[What needs to be done]:
Copy out the text on miner and oracle nodes in the PoUW state machine word for word.

[Document]:
'''
Miner & Oracle Nodes in PoUW State Machine

In the Cortensor network, Miner Nodes and Oracle Nodes work together to run the Proof of Useful Work (PoUW) state machine. This system ensures efficient, fair, and reliable execution of AI inference tasks in a decentralized manner. The Miner Nodes perform the AI work across various states, while Oracle Nodes monitor the system's flow to ensure that all tasks are completed on time and that the network progresses smoothly.

Miner Node Workflow

Miner Nodes are responsible for executing tasks across a series of state transitions in the PoUW state machine. These states include:

  1. Request: The network randomly selects a Miner Node to start a session. The selected Miner Node is required to complete and submit AI inference work within a specified period (e.g., 5 seconds). Failure to do so triggers Oracle Nodes to request the network to reassign the task to another Miner.

  2. Create: The selected Miner generates an initial output, such as a set of fields or topics, based on predefined prompts. If the Miner fails to submit the necessary data within the set timeframe, Oracle Nodes request the network to select another Miner.

  3. Prepare: In this state, the output generated in the Create state is expanded upon. The selected Miner uses the initial output to generate further questions or relevant data for the next step. The complexity of the task is higher in this state, and Miners are again monitored by Oracle Nodes to ensure deadlines are met.

  4. Precommit: A set of Miners is selected to perform useful work (e.g., generating answers based on the previous states' output). Miners submit a hash of their work during this stage to prevent dishonest behavior and tampering.

  5. Commit: The Miners reveal their actual work, and it is verified against the hash submitted during the Precommit stage. Once verified, the session progresses to the final state.
'''
[Listing]:
'''
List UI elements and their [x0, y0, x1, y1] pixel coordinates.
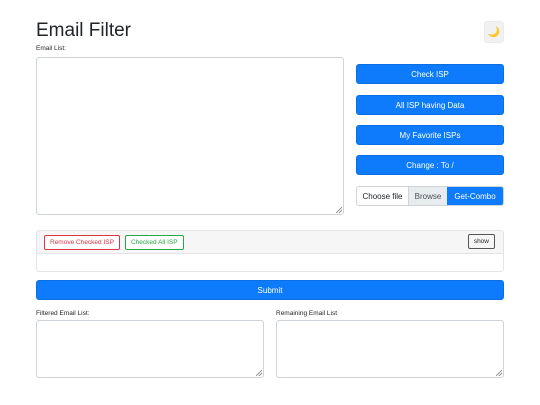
'''
'''
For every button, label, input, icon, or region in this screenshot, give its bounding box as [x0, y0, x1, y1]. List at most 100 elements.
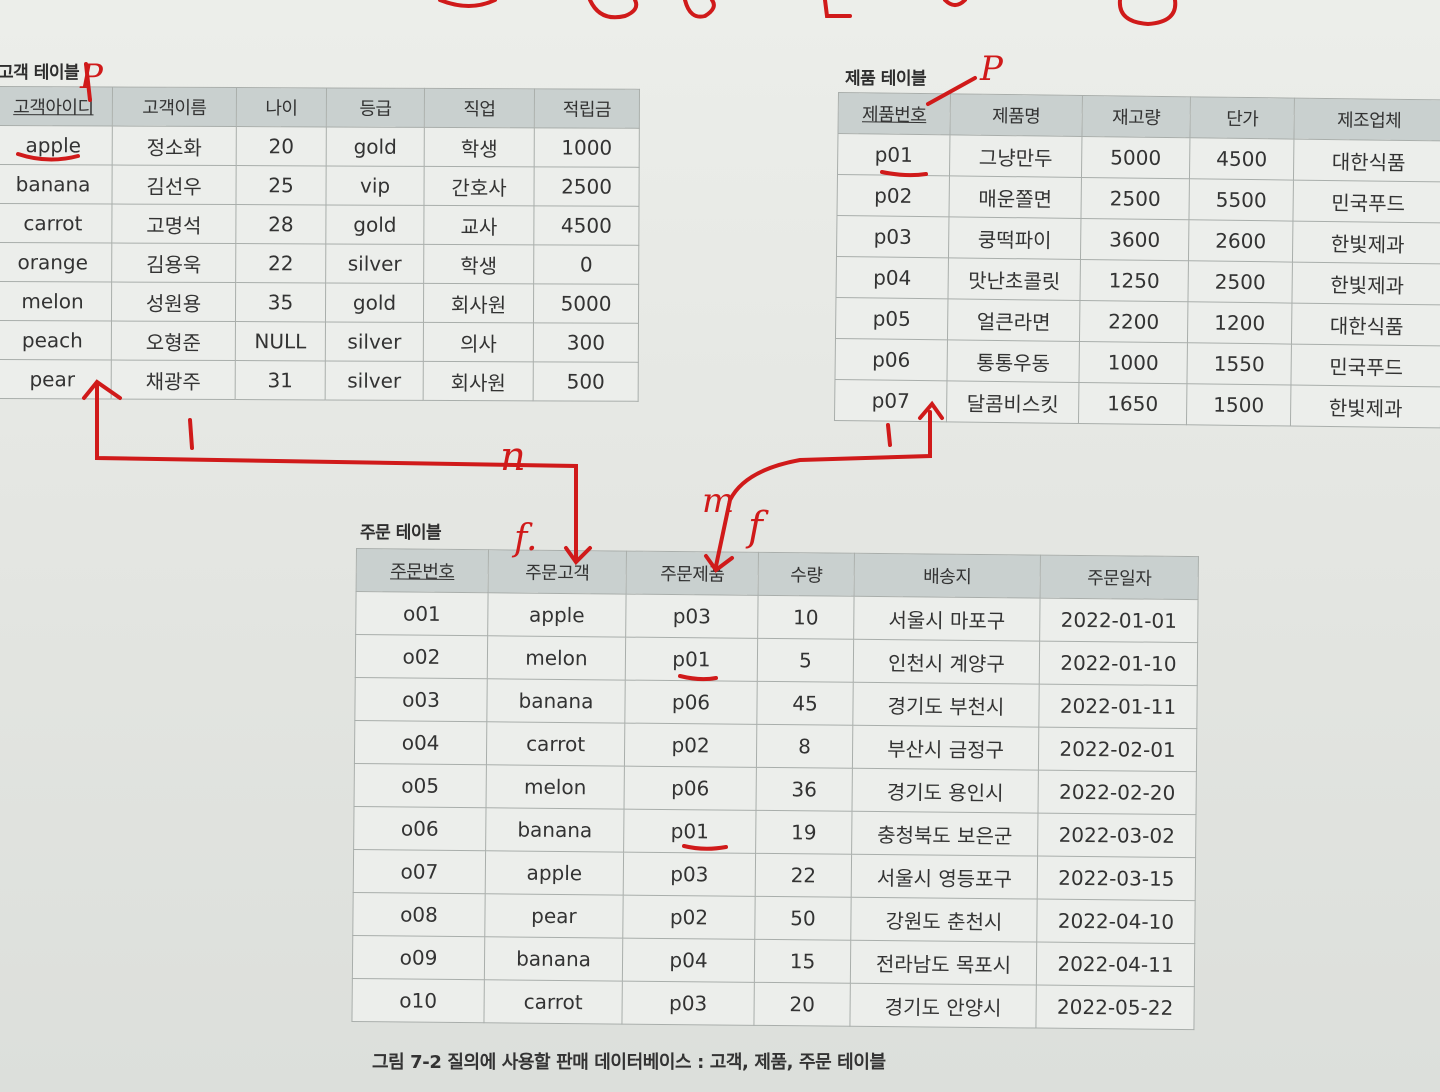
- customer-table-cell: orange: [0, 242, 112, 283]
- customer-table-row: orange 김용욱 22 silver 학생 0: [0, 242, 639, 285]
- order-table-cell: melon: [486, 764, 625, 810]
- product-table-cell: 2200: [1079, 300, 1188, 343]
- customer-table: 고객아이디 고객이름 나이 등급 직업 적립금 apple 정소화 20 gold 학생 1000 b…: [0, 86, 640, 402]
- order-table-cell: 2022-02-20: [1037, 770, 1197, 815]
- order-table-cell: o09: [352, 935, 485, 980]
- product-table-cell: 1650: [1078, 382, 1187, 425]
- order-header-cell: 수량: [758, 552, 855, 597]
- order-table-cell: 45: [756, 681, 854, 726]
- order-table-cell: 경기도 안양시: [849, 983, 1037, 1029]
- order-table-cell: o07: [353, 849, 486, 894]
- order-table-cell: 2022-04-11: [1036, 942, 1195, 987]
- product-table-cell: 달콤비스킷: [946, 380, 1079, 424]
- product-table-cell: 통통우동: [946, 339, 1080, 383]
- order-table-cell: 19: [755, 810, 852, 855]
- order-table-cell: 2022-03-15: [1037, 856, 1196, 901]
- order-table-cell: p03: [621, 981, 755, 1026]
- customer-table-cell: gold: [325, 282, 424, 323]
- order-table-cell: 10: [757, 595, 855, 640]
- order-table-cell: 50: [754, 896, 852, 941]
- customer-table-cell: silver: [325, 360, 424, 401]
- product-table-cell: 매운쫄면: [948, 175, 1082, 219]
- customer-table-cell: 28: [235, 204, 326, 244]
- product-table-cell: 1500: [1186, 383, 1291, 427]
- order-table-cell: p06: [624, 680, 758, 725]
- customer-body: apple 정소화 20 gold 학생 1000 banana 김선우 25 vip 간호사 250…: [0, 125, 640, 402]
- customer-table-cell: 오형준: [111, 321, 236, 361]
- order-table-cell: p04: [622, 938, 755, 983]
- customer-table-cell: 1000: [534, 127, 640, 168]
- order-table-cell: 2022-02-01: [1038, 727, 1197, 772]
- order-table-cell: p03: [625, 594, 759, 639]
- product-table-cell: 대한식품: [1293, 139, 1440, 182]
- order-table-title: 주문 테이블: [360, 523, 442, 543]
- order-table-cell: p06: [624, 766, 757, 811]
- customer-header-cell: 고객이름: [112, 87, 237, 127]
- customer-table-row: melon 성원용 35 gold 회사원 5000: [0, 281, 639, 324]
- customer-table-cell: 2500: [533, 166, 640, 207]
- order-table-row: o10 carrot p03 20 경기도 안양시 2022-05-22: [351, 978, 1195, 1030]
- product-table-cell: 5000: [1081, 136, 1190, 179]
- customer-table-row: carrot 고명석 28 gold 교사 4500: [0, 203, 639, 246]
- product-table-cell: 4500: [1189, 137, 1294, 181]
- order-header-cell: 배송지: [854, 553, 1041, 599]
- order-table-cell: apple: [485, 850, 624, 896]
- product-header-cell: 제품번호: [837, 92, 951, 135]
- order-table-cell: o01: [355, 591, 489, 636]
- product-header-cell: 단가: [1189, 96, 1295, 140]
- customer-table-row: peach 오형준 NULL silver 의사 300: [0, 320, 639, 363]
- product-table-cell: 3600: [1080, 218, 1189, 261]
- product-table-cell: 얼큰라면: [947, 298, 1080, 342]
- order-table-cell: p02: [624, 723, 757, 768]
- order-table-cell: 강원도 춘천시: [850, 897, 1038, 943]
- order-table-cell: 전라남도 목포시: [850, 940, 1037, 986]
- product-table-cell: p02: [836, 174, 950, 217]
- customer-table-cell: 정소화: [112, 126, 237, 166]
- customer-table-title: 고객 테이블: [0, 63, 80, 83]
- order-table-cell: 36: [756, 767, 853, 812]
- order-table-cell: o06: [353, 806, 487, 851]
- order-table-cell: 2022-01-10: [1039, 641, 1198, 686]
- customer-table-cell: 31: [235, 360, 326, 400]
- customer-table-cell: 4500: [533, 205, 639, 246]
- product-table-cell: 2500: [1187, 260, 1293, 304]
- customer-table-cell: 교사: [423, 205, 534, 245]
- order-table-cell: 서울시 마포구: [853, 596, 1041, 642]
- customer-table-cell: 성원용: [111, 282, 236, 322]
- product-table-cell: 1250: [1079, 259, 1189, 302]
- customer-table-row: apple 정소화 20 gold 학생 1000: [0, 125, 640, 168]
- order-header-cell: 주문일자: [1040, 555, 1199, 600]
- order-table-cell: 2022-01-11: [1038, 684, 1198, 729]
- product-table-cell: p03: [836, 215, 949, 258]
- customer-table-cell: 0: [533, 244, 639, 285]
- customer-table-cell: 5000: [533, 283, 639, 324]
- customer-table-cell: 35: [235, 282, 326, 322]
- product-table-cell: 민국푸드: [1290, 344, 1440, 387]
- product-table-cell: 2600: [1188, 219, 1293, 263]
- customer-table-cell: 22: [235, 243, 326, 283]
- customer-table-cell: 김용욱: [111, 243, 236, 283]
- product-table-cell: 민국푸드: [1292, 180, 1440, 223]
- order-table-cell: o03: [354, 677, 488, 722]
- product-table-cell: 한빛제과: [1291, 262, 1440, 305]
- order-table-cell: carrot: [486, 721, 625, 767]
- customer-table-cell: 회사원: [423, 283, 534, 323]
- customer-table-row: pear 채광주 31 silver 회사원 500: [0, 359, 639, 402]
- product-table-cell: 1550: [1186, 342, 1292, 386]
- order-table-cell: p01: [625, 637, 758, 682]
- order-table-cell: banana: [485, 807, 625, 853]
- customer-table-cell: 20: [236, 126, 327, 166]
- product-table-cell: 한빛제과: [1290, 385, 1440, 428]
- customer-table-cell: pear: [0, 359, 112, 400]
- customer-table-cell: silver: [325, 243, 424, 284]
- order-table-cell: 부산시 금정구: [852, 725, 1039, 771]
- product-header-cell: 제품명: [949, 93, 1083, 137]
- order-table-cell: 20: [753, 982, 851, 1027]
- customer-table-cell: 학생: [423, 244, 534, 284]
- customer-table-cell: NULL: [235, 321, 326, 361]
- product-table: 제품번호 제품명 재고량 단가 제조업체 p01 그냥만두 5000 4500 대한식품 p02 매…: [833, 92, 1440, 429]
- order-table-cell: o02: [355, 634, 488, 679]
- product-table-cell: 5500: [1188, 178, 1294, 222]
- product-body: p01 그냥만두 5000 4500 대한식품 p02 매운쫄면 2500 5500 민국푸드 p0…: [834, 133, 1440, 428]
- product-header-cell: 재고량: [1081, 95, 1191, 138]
'''
'''
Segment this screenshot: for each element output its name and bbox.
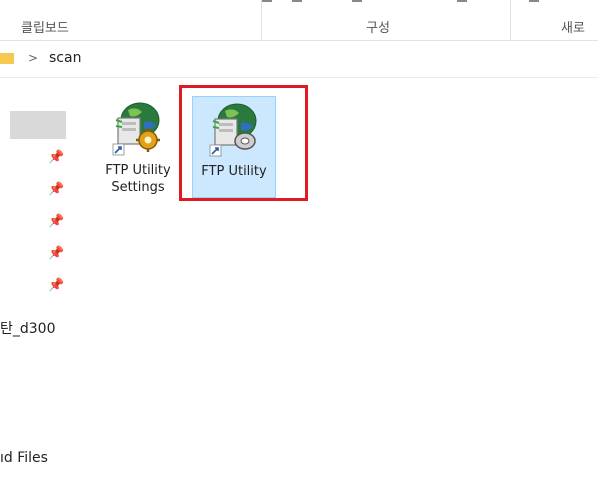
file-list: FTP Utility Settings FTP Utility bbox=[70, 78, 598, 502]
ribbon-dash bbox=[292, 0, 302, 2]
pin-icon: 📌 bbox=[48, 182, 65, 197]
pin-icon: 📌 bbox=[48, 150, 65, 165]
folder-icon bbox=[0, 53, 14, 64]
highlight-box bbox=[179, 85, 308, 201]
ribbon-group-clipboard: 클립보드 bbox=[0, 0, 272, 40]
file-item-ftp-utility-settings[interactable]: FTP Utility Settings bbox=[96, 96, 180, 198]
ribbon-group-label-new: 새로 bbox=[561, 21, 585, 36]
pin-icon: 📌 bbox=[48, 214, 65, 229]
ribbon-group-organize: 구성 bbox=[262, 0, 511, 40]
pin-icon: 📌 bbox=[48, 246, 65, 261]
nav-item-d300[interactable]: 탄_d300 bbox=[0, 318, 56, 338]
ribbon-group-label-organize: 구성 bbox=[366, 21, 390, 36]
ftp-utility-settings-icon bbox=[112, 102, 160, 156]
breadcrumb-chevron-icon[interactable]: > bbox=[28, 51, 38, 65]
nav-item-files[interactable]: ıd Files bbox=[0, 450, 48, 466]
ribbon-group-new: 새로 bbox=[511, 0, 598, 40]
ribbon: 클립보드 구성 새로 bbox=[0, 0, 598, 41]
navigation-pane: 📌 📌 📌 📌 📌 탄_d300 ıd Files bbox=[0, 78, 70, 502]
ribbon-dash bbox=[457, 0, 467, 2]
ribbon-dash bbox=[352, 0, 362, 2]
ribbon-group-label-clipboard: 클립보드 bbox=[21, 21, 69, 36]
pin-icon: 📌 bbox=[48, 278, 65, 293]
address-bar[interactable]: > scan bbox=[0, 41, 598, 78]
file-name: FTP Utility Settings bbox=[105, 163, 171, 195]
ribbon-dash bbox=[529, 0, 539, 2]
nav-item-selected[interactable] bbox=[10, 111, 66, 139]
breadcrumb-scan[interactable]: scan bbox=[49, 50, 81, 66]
'''
[Task output]:
Miner & Oracle Nodes in PoUW State Machine

In the Cortensor network, Miner Nodes and Oracle Nodes work together to run the Proof of Useful Work (PoUW) state machine. This system ensures efficient, fair, and reliable execution of AI inference tasks in a decentralized manner. The Miner Nodes perform the AI work across various states, while Oracle Nodes monitor the system's flow to ensure that all tasks are completed on time and that the network progresses smoothly.

Miner Node Workflow

Miner Nodes are responsible for executing tasks across a series of state transitions in the PoUW state machine. These states include:

  1. Request: The network randomly selects a Miner Node to start a session. The selected Miner Node is required to complete and submit AI inference work within a specified period (e.g., 5 seconds). Failure to do so triggers Oracle Nodes to request the network to reassign the task to another Miner.

  2. Create: The selected Miner generates an initial output, such as a set of fields or topics, based on predefined prompts. If the Miner fails to submit the necessary data within the set timeframe, Oracle Nodes request the network to select another Miner.

  3. Prepare: In this state, the output generated in the Create state is expanded upon. The selected Miner uses the initial output to generate further questions or relevant data for the next step. The complexity of the task is higher in this state, and Miners are again monitored by Oracle Nodes to ensure deadlines are met.

  4. Precommit: A set of Miners is selected to perform useful work (e.g., generating answers based on the previous states' output). Miners submit a hash of their work during this stage to prevent dishonest behavior and tampering.

  5. Commit: The Miners reveal their actual work, and it is verified against the hash submitted during the Precommit stage. Once verified, the session progresses to the final state.